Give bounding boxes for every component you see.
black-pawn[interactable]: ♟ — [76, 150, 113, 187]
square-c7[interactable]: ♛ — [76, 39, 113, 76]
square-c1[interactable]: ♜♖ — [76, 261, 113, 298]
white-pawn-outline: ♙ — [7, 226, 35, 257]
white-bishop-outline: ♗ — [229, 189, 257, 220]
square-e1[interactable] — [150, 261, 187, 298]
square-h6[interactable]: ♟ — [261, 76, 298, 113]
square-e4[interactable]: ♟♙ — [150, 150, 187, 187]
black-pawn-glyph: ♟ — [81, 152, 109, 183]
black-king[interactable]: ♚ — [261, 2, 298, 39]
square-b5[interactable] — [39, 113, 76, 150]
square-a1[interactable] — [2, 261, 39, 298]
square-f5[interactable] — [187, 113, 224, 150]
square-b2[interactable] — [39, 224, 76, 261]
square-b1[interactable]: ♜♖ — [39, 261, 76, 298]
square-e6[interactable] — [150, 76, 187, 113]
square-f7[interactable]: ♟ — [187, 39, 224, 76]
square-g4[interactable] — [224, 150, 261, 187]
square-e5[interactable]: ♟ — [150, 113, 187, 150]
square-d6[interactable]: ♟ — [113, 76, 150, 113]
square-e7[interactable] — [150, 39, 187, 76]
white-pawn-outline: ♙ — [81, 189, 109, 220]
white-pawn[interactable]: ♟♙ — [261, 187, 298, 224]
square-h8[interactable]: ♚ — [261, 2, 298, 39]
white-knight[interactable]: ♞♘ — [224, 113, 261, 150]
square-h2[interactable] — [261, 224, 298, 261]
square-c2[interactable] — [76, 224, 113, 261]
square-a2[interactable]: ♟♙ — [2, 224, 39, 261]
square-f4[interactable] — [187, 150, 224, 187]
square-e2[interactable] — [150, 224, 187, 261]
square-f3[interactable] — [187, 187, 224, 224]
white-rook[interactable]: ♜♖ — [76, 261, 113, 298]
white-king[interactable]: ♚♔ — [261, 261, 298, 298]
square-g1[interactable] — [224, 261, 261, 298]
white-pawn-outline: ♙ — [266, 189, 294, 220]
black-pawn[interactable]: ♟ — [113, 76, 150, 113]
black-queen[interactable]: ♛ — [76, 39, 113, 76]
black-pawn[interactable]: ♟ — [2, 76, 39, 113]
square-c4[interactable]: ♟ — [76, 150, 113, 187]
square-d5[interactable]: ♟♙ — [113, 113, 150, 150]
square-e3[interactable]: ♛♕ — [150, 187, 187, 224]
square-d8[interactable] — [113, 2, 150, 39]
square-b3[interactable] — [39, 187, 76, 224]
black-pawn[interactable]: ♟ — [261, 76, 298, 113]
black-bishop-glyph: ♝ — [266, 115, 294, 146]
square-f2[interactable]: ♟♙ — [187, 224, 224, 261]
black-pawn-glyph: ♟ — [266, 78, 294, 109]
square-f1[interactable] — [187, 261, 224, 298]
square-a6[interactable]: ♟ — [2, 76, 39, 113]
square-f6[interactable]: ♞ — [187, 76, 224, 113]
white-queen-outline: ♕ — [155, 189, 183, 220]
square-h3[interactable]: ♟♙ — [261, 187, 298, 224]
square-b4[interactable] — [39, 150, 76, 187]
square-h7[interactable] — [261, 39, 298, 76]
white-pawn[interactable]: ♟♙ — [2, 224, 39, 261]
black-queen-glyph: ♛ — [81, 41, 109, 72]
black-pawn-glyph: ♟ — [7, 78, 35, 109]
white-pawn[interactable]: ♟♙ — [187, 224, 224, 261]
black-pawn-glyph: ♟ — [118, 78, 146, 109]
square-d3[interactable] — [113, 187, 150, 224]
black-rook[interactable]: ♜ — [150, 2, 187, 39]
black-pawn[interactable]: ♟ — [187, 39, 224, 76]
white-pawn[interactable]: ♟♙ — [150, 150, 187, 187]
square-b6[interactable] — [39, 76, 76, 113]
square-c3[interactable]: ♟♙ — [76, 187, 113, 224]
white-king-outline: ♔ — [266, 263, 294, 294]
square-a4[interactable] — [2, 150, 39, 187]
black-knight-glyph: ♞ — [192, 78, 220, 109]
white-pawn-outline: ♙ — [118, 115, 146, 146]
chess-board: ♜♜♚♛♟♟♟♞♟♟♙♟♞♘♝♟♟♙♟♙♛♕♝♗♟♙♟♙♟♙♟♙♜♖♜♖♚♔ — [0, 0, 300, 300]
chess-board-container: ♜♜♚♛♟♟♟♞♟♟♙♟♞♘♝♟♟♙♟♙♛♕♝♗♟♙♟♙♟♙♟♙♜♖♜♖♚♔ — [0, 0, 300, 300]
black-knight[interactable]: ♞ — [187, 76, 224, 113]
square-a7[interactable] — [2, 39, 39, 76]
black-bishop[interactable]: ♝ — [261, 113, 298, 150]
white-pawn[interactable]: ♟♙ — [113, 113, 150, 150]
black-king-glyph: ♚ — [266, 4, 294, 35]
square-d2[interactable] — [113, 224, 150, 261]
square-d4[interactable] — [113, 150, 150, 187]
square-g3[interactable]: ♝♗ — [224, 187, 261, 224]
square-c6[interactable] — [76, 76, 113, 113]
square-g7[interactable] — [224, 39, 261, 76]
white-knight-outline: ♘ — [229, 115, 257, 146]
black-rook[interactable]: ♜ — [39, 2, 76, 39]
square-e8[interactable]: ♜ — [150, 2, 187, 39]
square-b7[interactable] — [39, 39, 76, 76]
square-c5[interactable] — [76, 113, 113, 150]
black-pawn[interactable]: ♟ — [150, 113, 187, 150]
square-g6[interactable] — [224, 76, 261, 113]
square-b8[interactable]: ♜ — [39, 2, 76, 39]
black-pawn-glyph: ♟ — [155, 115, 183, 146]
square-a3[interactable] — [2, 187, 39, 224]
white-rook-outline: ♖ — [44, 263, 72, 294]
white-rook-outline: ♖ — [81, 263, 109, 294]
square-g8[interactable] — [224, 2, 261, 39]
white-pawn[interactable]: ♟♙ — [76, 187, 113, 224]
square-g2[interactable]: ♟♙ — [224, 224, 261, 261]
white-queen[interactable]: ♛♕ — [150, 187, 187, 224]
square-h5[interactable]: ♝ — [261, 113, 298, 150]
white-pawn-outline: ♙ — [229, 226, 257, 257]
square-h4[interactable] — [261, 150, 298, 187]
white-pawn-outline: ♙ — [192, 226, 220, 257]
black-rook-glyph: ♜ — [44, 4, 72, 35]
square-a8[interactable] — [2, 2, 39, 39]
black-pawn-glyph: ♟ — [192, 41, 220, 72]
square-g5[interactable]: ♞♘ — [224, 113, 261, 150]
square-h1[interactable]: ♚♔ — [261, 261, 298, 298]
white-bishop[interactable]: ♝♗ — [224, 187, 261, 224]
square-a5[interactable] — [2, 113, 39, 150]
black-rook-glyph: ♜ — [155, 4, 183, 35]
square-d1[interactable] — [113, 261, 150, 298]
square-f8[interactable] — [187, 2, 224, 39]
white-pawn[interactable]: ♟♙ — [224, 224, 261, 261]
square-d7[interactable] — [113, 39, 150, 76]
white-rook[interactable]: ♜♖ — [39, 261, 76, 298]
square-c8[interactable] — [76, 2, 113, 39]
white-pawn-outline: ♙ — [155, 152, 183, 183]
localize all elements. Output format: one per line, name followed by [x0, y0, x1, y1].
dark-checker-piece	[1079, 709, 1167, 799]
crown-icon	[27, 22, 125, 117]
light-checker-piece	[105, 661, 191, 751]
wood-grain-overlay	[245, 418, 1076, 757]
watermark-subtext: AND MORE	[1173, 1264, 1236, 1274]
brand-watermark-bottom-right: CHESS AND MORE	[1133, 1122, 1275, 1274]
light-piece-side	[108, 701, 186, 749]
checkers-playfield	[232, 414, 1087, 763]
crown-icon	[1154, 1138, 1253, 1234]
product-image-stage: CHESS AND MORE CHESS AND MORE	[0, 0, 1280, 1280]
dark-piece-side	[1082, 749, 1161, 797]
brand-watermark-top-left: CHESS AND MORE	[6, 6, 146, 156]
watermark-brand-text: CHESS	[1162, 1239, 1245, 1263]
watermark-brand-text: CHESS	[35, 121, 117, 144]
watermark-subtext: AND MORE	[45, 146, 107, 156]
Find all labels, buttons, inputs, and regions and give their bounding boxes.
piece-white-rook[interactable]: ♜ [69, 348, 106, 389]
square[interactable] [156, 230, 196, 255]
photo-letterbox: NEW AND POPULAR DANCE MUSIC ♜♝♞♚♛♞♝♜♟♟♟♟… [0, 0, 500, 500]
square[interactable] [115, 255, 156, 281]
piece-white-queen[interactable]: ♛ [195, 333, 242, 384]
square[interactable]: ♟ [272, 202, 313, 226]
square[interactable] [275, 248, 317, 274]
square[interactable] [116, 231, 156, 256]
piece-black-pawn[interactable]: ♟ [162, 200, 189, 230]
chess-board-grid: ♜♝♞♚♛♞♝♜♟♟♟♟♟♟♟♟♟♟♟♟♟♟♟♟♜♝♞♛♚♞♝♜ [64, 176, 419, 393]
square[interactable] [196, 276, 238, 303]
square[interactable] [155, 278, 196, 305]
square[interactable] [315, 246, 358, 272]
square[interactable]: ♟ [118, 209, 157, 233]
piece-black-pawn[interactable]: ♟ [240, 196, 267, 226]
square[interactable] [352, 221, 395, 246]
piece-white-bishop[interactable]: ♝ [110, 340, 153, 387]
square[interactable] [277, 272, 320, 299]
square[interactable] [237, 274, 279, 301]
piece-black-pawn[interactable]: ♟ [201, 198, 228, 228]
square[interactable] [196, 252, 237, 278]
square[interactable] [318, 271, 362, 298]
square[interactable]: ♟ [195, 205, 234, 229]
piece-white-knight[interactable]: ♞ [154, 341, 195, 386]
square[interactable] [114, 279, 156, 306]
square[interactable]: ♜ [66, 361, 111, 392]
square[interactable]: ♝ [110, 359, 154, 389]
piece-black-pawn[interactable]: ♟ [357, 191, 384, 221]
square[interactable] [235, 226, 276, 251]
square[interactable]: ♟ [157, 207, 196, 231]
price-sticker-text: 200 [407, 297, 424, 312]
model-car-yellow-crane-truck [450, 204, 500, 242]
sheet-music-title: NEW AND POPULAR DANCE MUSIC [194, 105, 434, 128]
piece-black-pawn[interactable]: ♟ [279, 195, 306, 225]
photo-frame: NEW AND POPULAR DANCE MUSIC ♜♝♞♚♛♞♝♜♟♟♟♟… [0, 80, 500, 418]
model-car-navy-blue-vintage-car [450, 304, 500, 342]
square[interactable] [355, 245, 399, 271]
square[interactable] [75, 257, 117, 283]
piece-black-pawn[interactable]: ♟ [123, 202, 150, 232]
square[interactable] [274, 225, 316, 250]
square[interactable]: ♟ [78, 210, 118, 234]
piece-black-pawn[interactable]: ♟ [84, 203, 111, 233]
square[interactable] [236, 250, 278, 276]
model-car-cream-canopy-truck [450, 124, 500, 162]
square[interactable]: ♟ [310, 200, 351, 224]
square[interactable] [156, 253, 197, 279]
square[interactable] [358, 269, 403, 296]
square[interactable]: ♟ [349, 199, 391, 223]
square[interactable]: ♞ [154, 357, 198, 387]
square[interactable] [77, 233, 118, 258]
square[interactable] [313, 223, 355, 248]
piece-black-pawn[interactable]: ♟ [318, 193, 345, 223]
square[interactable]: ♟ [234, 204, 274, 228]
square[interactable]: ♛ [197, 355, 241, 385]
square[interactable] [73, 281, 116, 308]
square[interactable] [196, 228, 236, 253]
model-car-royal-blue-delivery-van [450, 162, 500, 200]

▶ [YOUR GOAL]: Extract the items from the start of the records through the line that contains "white-pawn-outline: ♙ — [7, 226, 35, 257]", and repeat those lines exactly as they appear, both ends included.

▶ [TASK ANSWER]:
Give bounding boxes for every component you see.
black-pawn[interactable]: ♟ — [76, 150, 113, 187]
square-c7[interactable]: ♛ — [76, 39, 113, 76]
square-c1[interactable]: ♜♖ — [76, 261, 113, 298]
white-pawn-outline: ♙ — [7, 226, 35, 257]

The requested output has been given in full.